## Provided material
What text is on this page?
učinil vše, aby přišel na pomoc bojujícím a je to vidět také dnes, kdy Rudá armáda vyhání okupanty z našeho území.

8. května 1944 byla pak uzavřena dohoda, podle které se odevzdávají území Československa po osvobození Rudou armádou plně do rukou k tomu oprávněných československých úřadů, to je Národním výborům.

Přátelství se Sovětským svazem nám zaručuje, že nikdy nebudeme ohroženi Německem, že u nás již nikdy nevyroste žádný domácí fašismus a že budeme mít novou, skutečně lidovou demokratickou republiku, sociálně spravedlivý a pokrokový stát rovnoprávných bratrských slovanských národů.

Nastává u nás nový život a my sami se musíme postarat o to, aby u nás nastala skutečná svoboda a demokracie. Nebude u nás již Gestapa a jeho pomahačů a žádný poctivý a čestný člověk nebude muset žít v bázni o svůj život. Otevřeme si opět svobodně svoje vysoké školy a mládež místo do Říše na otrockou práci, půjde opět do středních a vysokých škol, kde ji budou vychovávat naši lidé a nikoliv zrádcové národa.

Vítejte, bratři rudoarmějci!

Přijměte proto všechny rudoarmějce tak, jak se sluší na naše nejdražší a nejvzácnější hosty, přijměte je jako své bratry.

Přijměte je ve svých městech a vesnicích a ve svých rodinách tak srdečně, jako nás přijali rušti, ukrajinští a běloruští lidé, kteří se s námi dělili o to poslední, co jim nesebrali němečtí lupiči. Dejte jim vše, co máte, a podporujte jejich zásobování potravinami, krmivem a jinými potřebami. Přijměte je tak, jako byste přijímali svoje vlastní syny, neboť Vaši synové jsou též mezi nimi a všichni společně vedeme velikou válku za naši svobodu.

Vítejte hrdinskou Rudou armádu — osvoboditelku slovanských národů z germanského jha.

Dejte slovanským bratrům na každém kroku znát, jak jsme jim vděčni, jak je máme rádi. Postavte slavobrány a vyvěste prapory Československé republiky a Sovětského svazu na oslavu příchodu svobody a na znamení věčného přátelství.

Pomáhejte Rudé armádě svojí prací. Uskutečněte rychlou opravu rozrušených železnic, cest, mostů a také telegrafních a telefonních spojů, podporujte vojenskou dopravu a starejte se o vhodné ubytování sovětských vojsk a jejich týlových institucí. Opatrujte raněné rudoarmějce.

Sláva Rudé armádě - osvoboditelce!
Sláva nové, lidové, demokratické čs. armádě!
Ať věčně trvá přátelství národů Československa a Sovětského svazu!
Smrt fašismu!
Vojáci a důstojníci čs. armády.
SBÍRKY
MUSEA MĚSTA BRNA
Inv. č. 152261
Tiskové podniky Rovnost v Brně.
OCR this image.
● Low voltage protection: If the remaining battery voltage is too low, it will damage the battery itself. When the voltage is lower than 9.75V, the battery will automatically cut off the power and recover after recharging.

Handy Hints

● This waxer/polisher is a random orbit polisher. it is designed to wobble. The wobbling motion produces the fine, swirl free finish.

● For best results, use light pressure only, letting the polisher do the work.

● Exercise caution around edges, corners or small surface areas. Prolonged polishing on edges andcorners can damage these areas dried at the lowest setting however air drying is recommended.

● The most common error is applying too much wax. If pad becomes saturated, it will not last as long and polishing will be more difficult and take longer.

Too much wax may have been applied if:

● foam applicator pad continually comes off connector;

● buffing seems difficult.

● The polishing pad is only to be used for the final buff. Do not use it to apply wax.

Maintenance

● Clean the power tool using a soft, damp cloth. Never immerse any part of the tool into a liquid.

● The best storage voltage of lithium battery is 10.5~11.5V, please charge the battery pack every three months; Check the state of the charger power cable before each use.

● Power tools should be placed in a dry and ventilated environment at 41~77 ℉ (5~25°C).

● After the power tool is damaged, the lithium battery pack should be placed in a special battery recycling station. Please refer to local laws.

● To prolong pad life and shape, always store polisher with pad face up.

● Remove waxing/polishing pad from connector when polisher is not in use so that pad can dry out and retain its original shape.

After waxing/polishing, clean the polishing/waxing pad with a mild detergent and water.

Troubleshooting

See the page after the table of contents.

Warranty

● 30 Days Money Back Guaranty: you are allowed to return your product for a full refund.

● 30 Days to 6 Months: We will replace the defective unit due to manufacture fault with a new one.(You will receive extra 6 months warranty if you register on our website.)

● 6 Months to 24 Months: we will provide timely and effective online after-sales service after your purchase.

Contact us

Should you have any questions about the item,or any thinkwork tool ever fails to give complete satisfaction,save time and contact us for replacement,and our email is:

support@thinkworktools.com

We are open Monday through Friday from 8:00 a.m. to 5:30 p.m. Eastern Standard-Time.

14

## Work to be completed
Extract every entry above as it appears.

## Written solution
What text is on this page?
učinil vše, aby přišel na pomoc bojujícím a je to vidět také dnes, kdy Rudá armáda vyhání okupanty z našeho území.

8. května 1944 byla pak uzavřena dohoda, podle které se odevzdávají území Československa po osvobození Rudou armádou plně do rukou k tomu oprávněných československých úřadů, to je Národním výborům.

Přátelství se Sovětským svazem nám zaručuje, že nikdy nebudeme ohroženi Německem, že u nás již nikdy nevyroste žádný domácí fašismus a že budeme mít novou, skutečně lidovou demokratickou republiku, sociálně spravedlivý a pokrokový stát rovnoprávných bratrských slovanských národů.

Nastává u nás nový život a my sami se musíme postarat o to, aby u nás nastala skutečná svoboda a demokracie. Nebude u nás již Gestapa a jeho pomahačů a žádný poctivý a čestný člověk nebude muset žít v bázni o svůj život. Otevřeme si opět svobodně svoje vysoké školy a mládež místo do Říše na otrockou práci, půjde opět do středních a vysokých škol, kde ji budou vychovávat naši lidé a nikoliv zrádcové národa.

Vítejte, bratři rudoarmějci!

Přijměte proto všechny rudoarmějce tak, jak se sluší na naše nejdražší a nejvzácnější hosty, přijměte je jako své bratry.

Přijměte je ve svých městech a vesnicích a ve svých rodinách tak srdečně, jako nás přijali rušti, ukrajinští a běloruští lidé, kteří se s námi dělili o to poslední, co jim nesebrali němečtí lupiči. Dejte jim vše, co máte, a podporujte jejich zásobování potravinami, krmivem a jinými potřebami. Přijměte je tak, jako byste přijímali svoje vlastní syny, neboť Vaši synové jsou též mezi nimi a všichni společně vedeme velikou válku za naši svobodu.

Vítejte hrdinskou Rudou armádu — osvoboditelku slovanských národů z germanského jha.

Dejte slovanským bratrům na každém kroku znát, jak jsme jim vděčni, jak je máme rádi. Postavte slavobrány a vyvěste prapory Československé republiky a Sovětského svazu na oslavu příchodu svobody a na znamení věčného přátelství.

Pomáhejte Rudé armádě svojí prací. Uskutečněte rychlou opravu rozrušených železnic, cest, mostů a také telegrafních a telefonních spojů, podporujte vojenskou dopravu a starejte se o vhodné ubytování sovětských vojsk a jejich týlových institucí. Opatrujte raněné rudoarmějce.

Sláva Rudé armádě - osvoboditelce!
Sláva nové, lidové, demokratické čs. armádě!
Ať věčně trvá přátelství národů Československa a Sovětského svazu!
Smrt fašismu!
Vojáci a důstojníci čs. armády.
SBÍRKY
MUSEA MĚSTA BRNA
Inv. č. 152261
Tiskové podniky Rovnost v Brně.
OCR this image.
● Low voltage protection: If the remaining battery voltage is too low, it will damage the battery itself. When the voltage is lower than 9.75V, the battery will automatically cut off the power and recover after recharging.

Handy Hints

● This waxer/polisher is a random orbit polisher. it is designed to wobble. The wobbling motion produces the fine, swirl free finish.

● For best results, use light pressure only, letting the polisher do the work.

● Exercise caution around edges, corners or small surface areas. Prolonged polishing on edges andcorners can damage these areas dried at the lowest setting however air drying is recommended.

● The most common error is applying too much wax. If pad becomes saturated, it will not last as long and polishing will be more difficult and take longer.

Too much wax may have been applied if:

● foam applicator pad continually comes off connector;

● buffing seems difficult.

● The polishing pad is only to be used for the final buff. Do not use it to apply wax.

Maintenance

● Clean the power tool using a soft, damp cloth. Never immerse any part of the tool into a liquid.

● The best storage voltage of lithium battery is 10.5~11.5V, please charge the battery pack every three months; Check the state of the charger power cable before each use.

● Power tools should be placed in a dry and ventilated environment at 41~77 ℉ (5~25°C).

● After the power tool is damaged, the lithium battery pack should be placed in a special battery recycling station. Please refer to local laws.

● To prolong pad life and shape, always store polisher with pad face up.

● Remove waxing/polishing pad from connector when polisher is not in use so that pad can dry out and retain its original shape.

After waxing/polishing, clean the polishing/waxing pad with a mild detergent and water.

Troubleshooting

See the page after the table of contents.

Warranty

● 30 Days Money Back Guaranty: you are allowed to return your product for a full refund.

● 30 Days to 6 Months: We will replace the defective unit due to manufacture fault with a new one.(You will receive extra 6 months warranty if you register on our website.)

● 6 Months to 24 Months: we will provide timely and effective online after-sales service after your purchase.

Contact us

Should you have any questions about the item,or any thinkwork tool ever fails to give complete satisfaction,save time and contact us for replacement,and our email is:

support@thinkworktools.com

We are open Monday through Friday from 8:00 a.m. to 5:30 p.m. Eastern Standard-Time.

14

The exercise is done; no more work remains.